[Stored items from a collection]
--------------------------------

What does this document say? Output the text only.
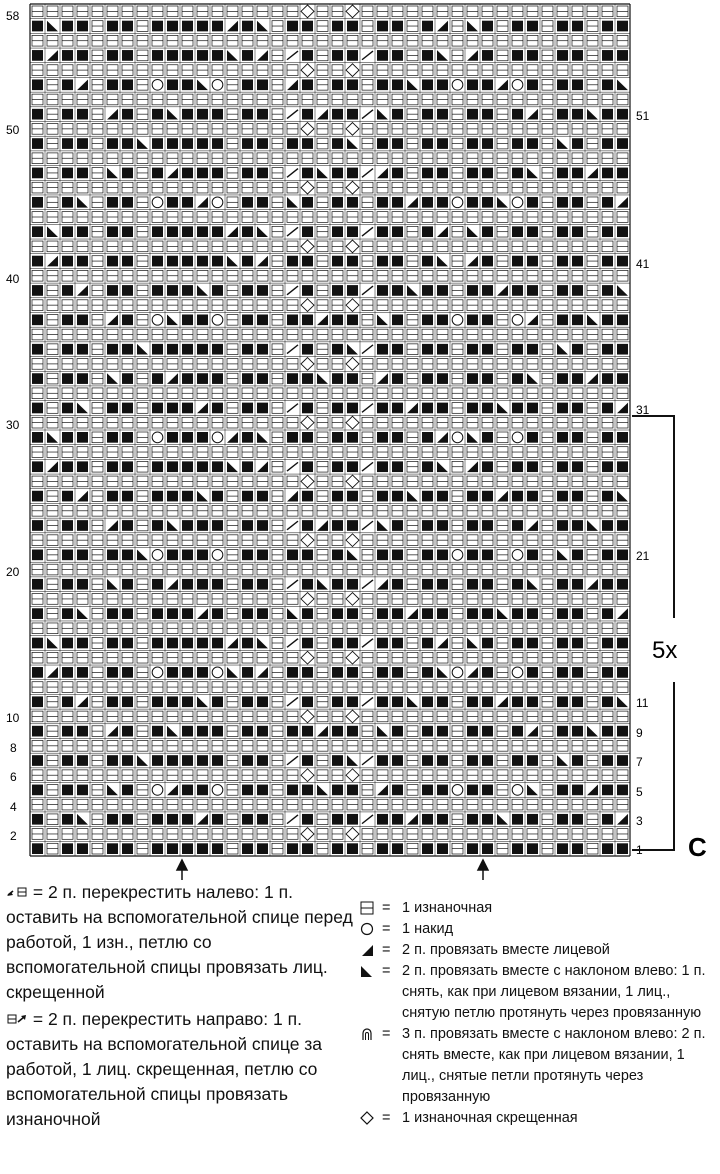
58
50
40
30
20
10
8
6
4
2
51
41
31
21
11
9
7
5
3
1
5x
C

= 2 п. перекрестить налево: 1 п. оставить на вспомогательной спице перед работой, 1 изн., петлю со вспомогательной спицы провязать лиц. скрещенной

= 2 п. перекрестить направо: 1 п. оставить на вспомогательной спице за работой, 1 лиц. скрещенная, петлю со вспомогательной спицы провязать изнаночной

= 1 изнаночная
= 1 накид
= 2 п. провязать вместе лицевой
= 2 п. провязать вместе с наклоном влево: 1 п. снять, как при лицевом вязании, 1 лиц., снятую петлю протянуть через провязанную
= 3 п. провязать вместе с наклоном влево: 2 п. снять вместе, как при лицевом вязании, 1 лиц., снятые петли протянуть через провязанную
= 1 изнаночная скрещенная
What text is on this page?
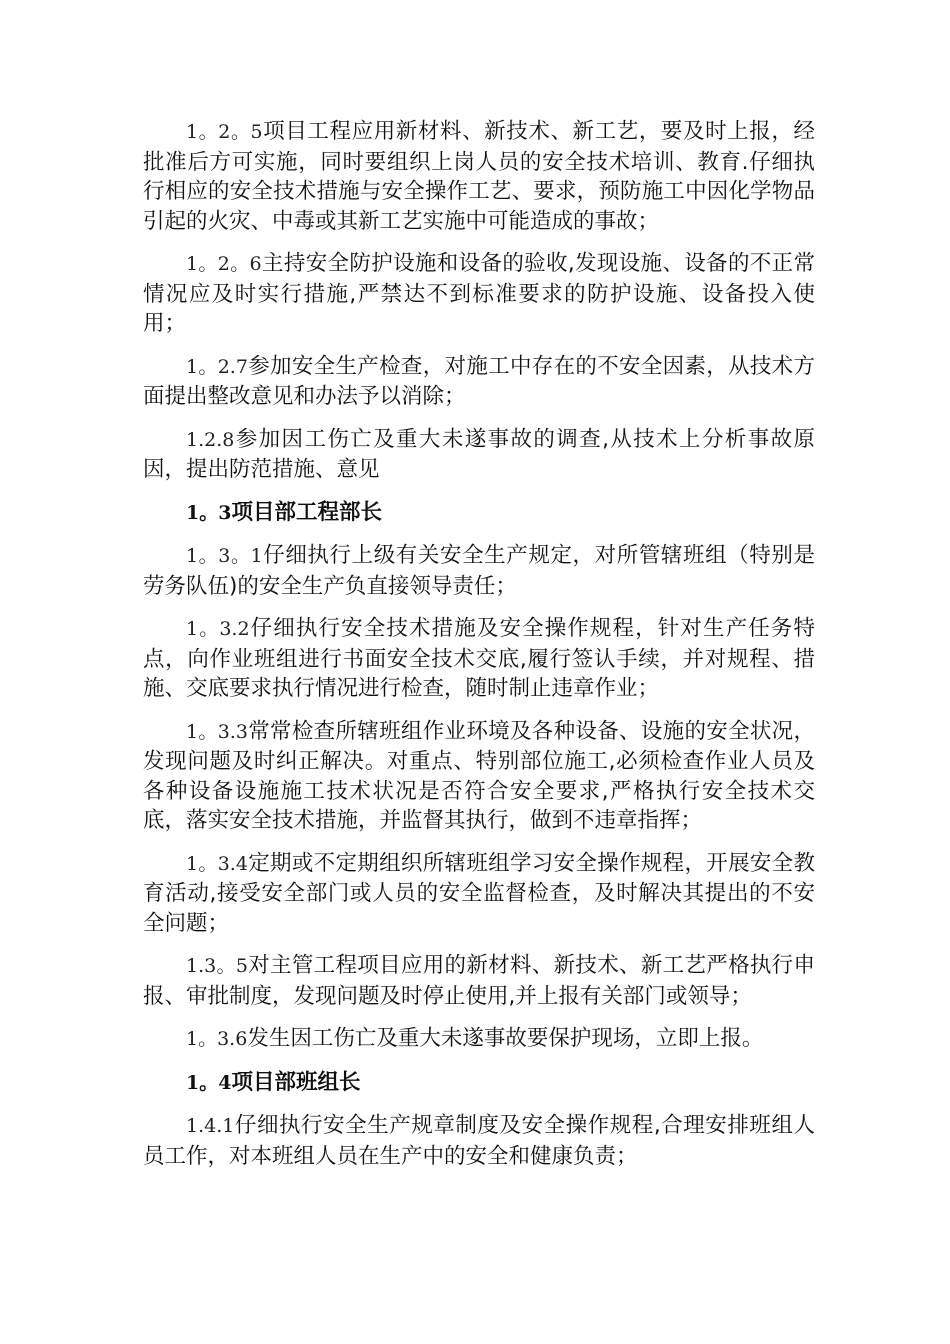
1。2。5项目工程应用新材料、新技术、新工艺，要及时上报，经批准后方可实施，同时要组织上岗人员的安全技术培训、教育.仔细执行相应的安全技术措施与安全操作工艺、要求，预防施工中因化学物品引起的火灾、中毒或其新工艺实施中可能造成的事故；

1。2。6主持安全防护设施和设备的验收,发现设施、设备的不正常情况应及时实行措施,严禁达不到标准要求的防护设施、设备投入使用；

1。2.7参加安全生产检查，对施工中存在的不安全因素，从技术方面提出整改意见和办法予以消除；

1.2.8参加因工伤亡及重大未遂事故的调查,从技术上分析事故原因，提出防范措施、意见

1。3项目部工程部长

1。3。1仔细执行上级有关安全生产规定，对所管辖班组（特别是劳务队伍)的安全生产负直接领导责任；

1。3.2仔细执行安全技术措施及安全操作规程，针对生产任务特点，向作业班组进行书面安全技术交底,履行签认手续，并对规程、措施、交底要求执行情况进行检查，随时制止违章作业；

1。3.3常常检查所辖班组作业环境及各种设备、设施的安全状况，发现问题及时纠正解决。对重点、特别部位施工,必须检查作业人员及各种设备设施施工技术状况是否符合安全要求,严格执行安全技术交底，落实安全技术措施，并监督其执行，做到不违章指挥；

1。3.4定期或不定期组织所辖班组学习安全操作规程，开展安全教育活动,接受安全部门或人员的安全监督检查，及时解决其提出的不安全问题；

1.3。5对主管工程项目应用的新材料、新技术、新工艺严格执行申报、审批制度，发现问题及时停止使用,并上报有关部门或领导；

1。3.6发生因工伤亡及重大未遂事故要保护现场，立即上报。

1。4项目部班组长

1.4.1仔细执行安全生产规章制度及安全操作规程,合理安排班组人员工作，对本班组人员在生产中的安全和健康负责；
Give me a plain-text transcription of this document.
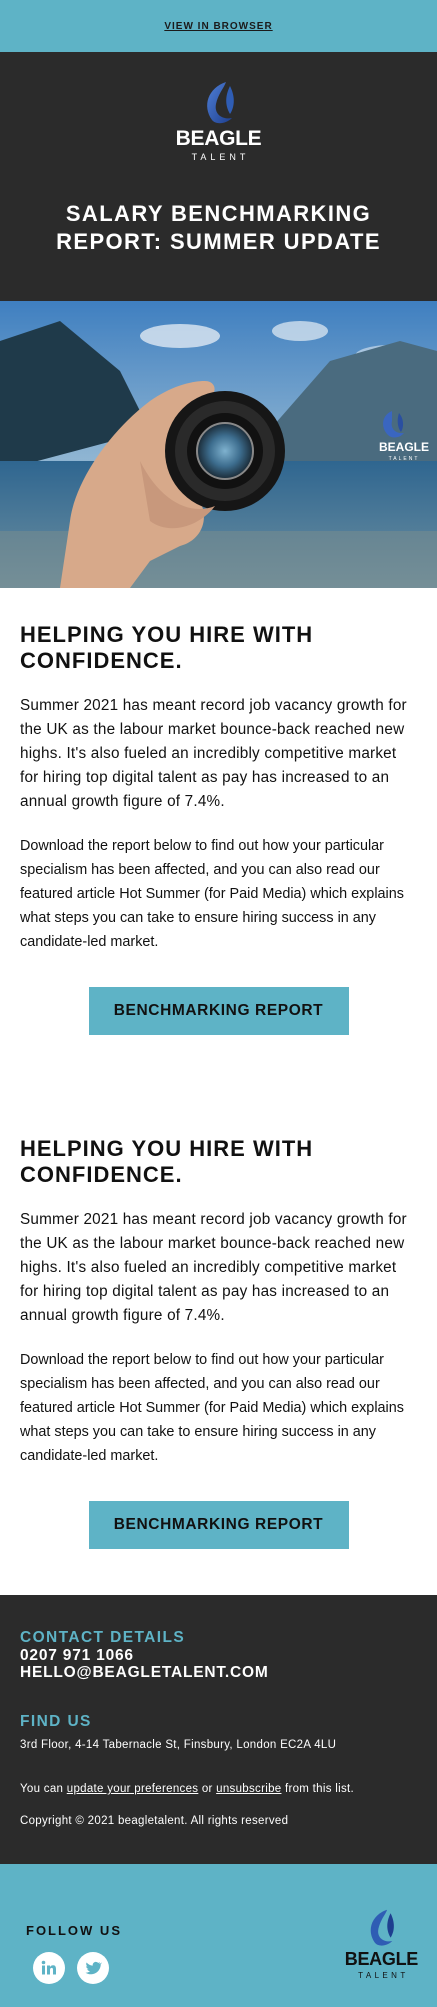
VIEW IN BROWSER
BEAGLE
TALENT
SALARY BENCHMARKING
REPORT: SUMMER UPDATE
BEAGLE
TALENT
HELPING YOU HIRE WITH CONFIDENCE.

Summer 2021 has meant record job vacancy growth for the UK as the labour market bounce-back reached new highs. It's also fueled an incredibly competitive market for hiring top digital talent as pay has increased to an annual growth figure of 7.4%.

Download the report below to find out how your particular specialism has been affected, and you can also read our featured article Hot Summer (for Paid Media) which explains what steps you can take to ensure hiring success in any candidate-led market.

BENCHMARKING REPORT
HELPING YOU HIRE WITH CONFIDENCE.

Summer 2021 has meant record job vacancy growth for the UK as the labour market bounce-back reached new highs. It's also fueled an incredibly competitive market for hiring top digital talent as pay has increased to an annual growth figure of 7.4%.

Download the report below to find out how your particular specialism has been affected, and you can also read our featured article Hot Summer (for Paid Media) which explains what steps you can take to ensure hiring success in any candidate-led market.

BENCHMARKING REPORT
CONTACT DETAILS
0207 971 1066
HELLO@BEAGLETALENT.COM
FIND US
3rd Floor, 4-14 Tabernacle St, Finsbury, London EC2A 4LU
You can update your preferences or unsubscribe from this list.
Copyright © 2021 beagletalent. All rights reserved
FOLLOW US
BEAGLE
TALENT
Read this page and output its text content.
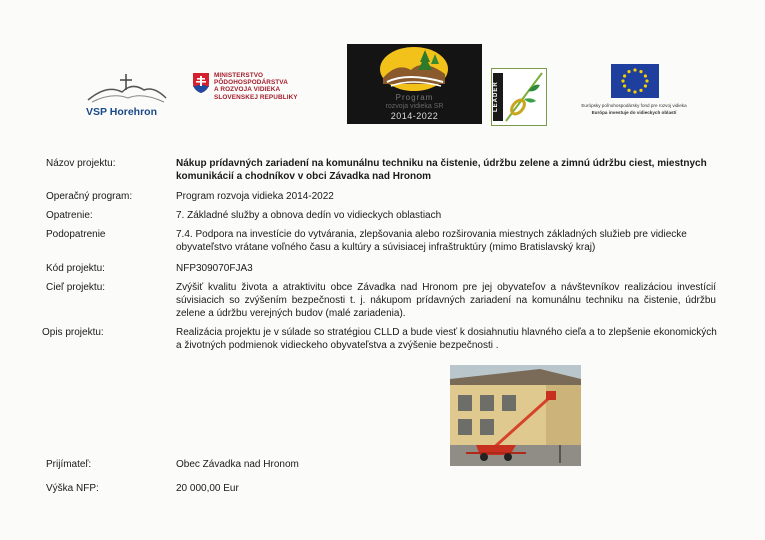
VSP Horehron
MINISTERSTVO
PÔDOHOSPODÁRSTVA
A ROZVOJA VIDIEKA
SLOVENSKEJ REPUBLIKY	Program
rozvoja vidieka SR
2014-2022
LEADER	Európsky poľnohospodársky fond pre rozvoj vidieka
Európa investuje do vidieckych oblastí
Názov projektu:	Nákup prídavných zariadení na komunálnu techniku na čistenie, údržbu zelene a zimnú údržbu ciest, miestnych komunikácií a chodníkov v obci Závadka nad Hronom
Operačný program:	Program rozvoja vidieka 2014-2022
Opatrenie:	7. Základné služby a obnova dedín vo vidieckych oblastiach
Podopatrenie	7.4. Podpora na investície do vytvárania, zlepšovania alebo rozširovania miestnych základných služieb pre vidiecke obyvateľstvo vrátane voľného času a kultúry a súvisiacej infraštruktúry (mimo Bratislavský kraj)
Kód projektu:	NFP309070FJA3
Cieľ projektu:	Zvýšiť kvalitu života a atraktivitu obce Závadka nad Hronom pre jej obyvateľov a návštevníkov realizáciou investícií súvisiacich so zvýšením bezpečnosti t. j. nákupom prídavných zariadení na komunálnu techniku na čistenie, údržbu zelene a údržbu verejných budov (malé zariadenia).
Opis projektu:	Realizácia projektu je v súlade so stratégiou CLLD a bude viesť k dosiahnutiu hlavného cieľa a to zlepšenie ekonomických a životných podmienok vidieckeho obyvateľstva a zvýšenie bezpečnosti .
Prijímateľ:	Obec Závadka nad Hronom
Výška NFP:	20 000,00 Eur
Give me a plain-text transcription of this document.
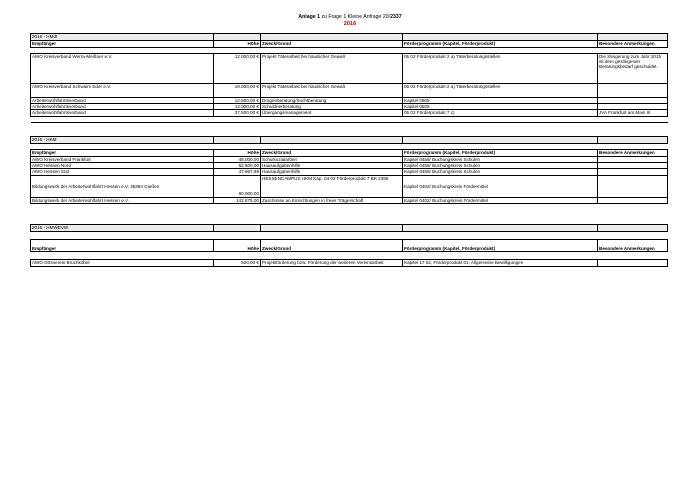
Anlage 1 zu Frage 1 Kleine Anfrage 20/2337
2016
2016 - HMdI				
Empfänger	Höhe	Zweck/Grund	Förderprogramm (Kapitel, Förderprodukt)	Besondere Anmerkungen

AWO Kreisverband Werra-Meißner e.V.	12.000,00 €	Projekt Täterarbeit bei häuslicher Gewalt	05 02 Förderprodukt 2 a) Täterberatungsstellen	Die Steigerung zum Jahr 2015 ist dem gestiegenen Beratungsbedarf geschuldet.
AWO Kreisverband Schwalm Eder e.V.	19.000,00 €	Projekt Täterarbeit bei häuslicher Gewalt	05 02 Förderprodukt 2 a) Täterberatungsstellen	
Arbeiterwohlfahrtsverband	12.600,00 €	Drogenberatung/Suchtberatung	Kapitel 0505	
Arbeiterwohlfahrtsverband	12.000,00 €	Schuldnerberatung	Kapitel 0505	
Arbeiterwohlfahrtsverband	27.500,00 €	Übergangsmanagement	05 02 Förderprodukt 7 c)	JVA Frankfurt am Main III

2016 - HKM				

Empfänger	Höhe	Zweck/Grund	Förderprogramm (Kapitel, Förderprodukt)	Besondere Anmerkungen
AWO Kreisverband Frankfurt	48.000,00	Schulsozialarbeit	Kapitel 0459/ Buchungskreis Schulen	
AWO Hessen Nord	62.500,00	Hausaufgabenhilfe	Kapitel 0459/ Buchungskreis Schulen	
AWO Hessen Süd	47.867,99	Hausaufgabenhilfe	Kapitel 0459/ Buchungskreis Schulen	
Bildungswerk der Arbeiterwohlfahrt Hessen e.V. 35394 Gießen	60.000,00	HESSENCAMPUS HKM Kap. 04 02 Förderprodukt 7 BK 2395	Kapitel 0402/ Buchungskreis Fördermittel	
Bildungswerk der Arbeiterwohlfahrt Hessen e.V.	142.875,00	Zuschüsse an Einrichtungen in freier Trägerschaft	Kapitel 0402/ Buchungskreis Fördermittel	
2016 - HMWEVW				

Empfänger	Höhe	Zweck/Grund	Förderprogramm (Kapitel, Förderprodukt)	Besondere Anmerkungen

AWO Ortsverein Bruchköbel	500,00 €	Projektförderung bzw. Förderung der weiteren Vereinsarbeit	Kapitel 17 02, Förderprodukt 01, Allgemeine Bewilligungen	
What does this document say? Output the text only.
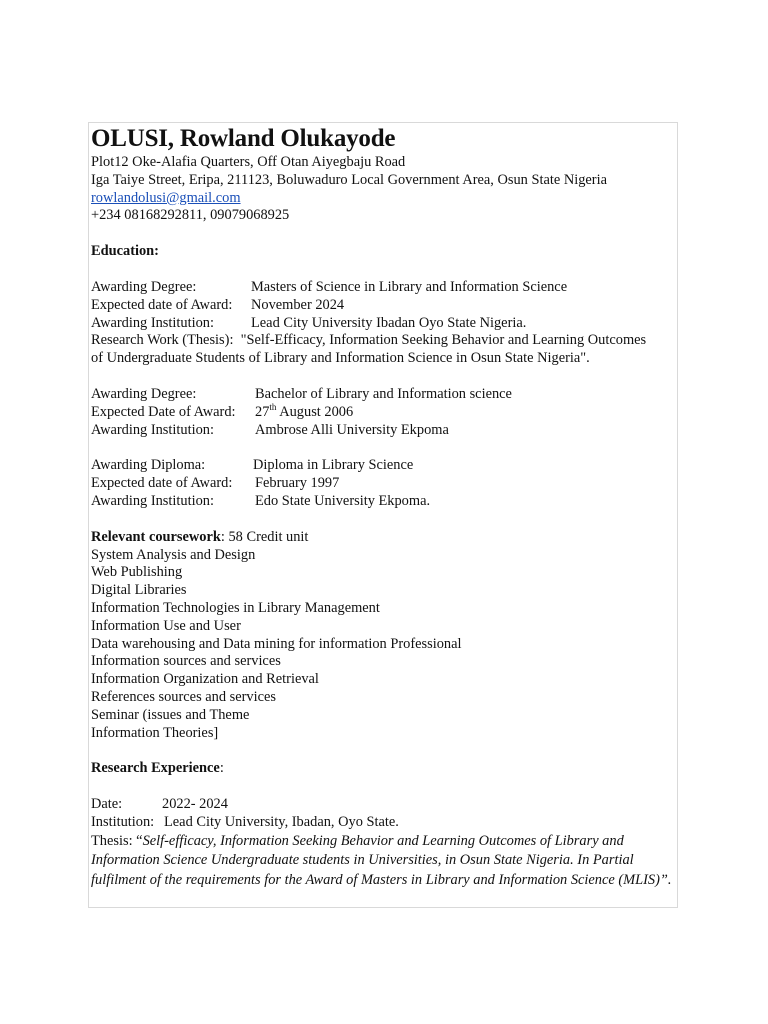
OLUSI, Rowland Olukayode
Plot12 Oke-Alafia Quarters, Off Otan Aiyegbaju Road
Iga Taiye Street, Eripa, 211123, Boluwaduro Local Government Area, Osun State Nigeria
rowlandolusi@gmail.com
+234 08168292811, 09079068925
Education:
Awarding Degree:	Masters of Science in Library and Information Science
Expected date of Award: November 2024
Awarding Institution:	Lead City University Ibadan Oyo State Nigeria.
Research Work (Thesis): "Self-Efficacy, Information Seeking Behavior and Learning Outcomes
of Undergraduate Students of Library and Information Science in Osun State Nigeria".
Awarding Degree:	Bachelor of Library and Information science
Expected Date of Award: 27th August 2006
Awarding Institution:	Ambrose Alli University Ekpoma
Awarding Diploma:	Diploma in Library Science
Expected date of Award: February 1997
Awarding Institution:	Edo State University Ekpoma.
Relevant coursework: 58 Credit unit
System Analysis and Design
Web Publishing
Digital Libraries
Information Technologies in Library Management
Information Use and User
Data warehousing and Data mining for information Professional
Information sources and services
Information Organization and Retrieval
References sources and services
Seminar (issues and Theme
Information Theories]
Research Experience:
Date:	2022- 2024
Institution: Lead City University, Ibadan, Oyo State.
Thesis: “Self-efficacy, Information Seeking Behavior and Learning Outcomes of Library and Information Science Undergraduate students in Universities, in Osun State Nigeria. In Partial fulfilment of the requirements for the Award of Masters in Library and Information Science (MLIS)”.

--------------------------------

◆ Exercise aim
Lines containing the string "протянуть" should be counted; reply with their number and nothing more.

◆ Problem solution
2